> **INPUT MATERIAL**:
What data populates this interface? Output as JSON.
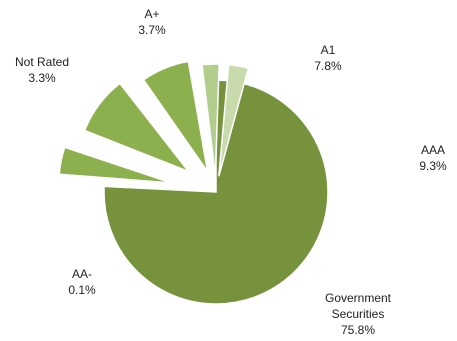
{
  "chart_data": {
    "type": "pie",
    "title": "",
    "exploded": true,
    "slices": [
      {
        "label": "Government Securities",
        "value": 75.8,
        "value_label": "75.8%",
        "color": "#76923c",
        "exploded": false
      },
      {
        "label": "AA-",
        "value": 0.1,
        "value_label": "0.1%",
        "color": "#8db04f",
        "exploded": true
      },
      {
        "label": "AAA",
        "value": 9.3,
        "value_label": "9.3%",
        "color": "#8db04f",
        "exploded": true
      },
      {
        "label": "A1",
        "value": 7.8,
        "value_label": "7.8%",
        "color": "#8db04f",
        "exploded": true
      },
      {
        "label": "Not Rated",
        "value": 3.3,
        "value_label": "3.3%",
        "color": "#b3cd8e",
        "exploded": true
      },
      {
        "label": "A+",
        "value": 3.7,
        "value_label": "3.7%",
        "color": "#c9dbac",
        "exploded": true
      }
    ],
    "legend": "none"
  }
}
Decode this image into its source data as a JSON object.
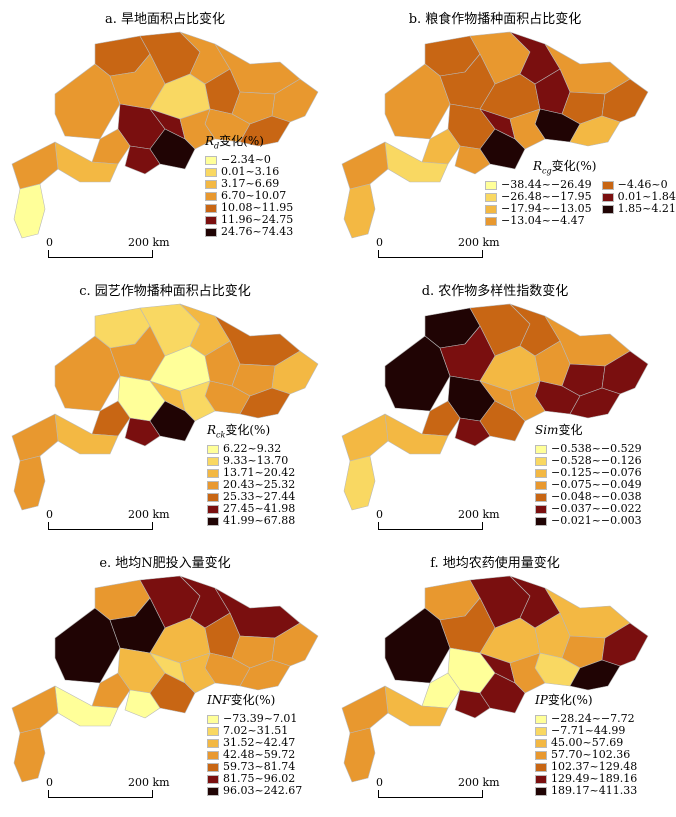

> **EXERCISE INSTRUCTIONS**: In the entries above, find every line with the word "this" and list it.

> **RESPONSE**:
What data populates this interface? Output as JSON.
Decode this image into its source data as a JSON object.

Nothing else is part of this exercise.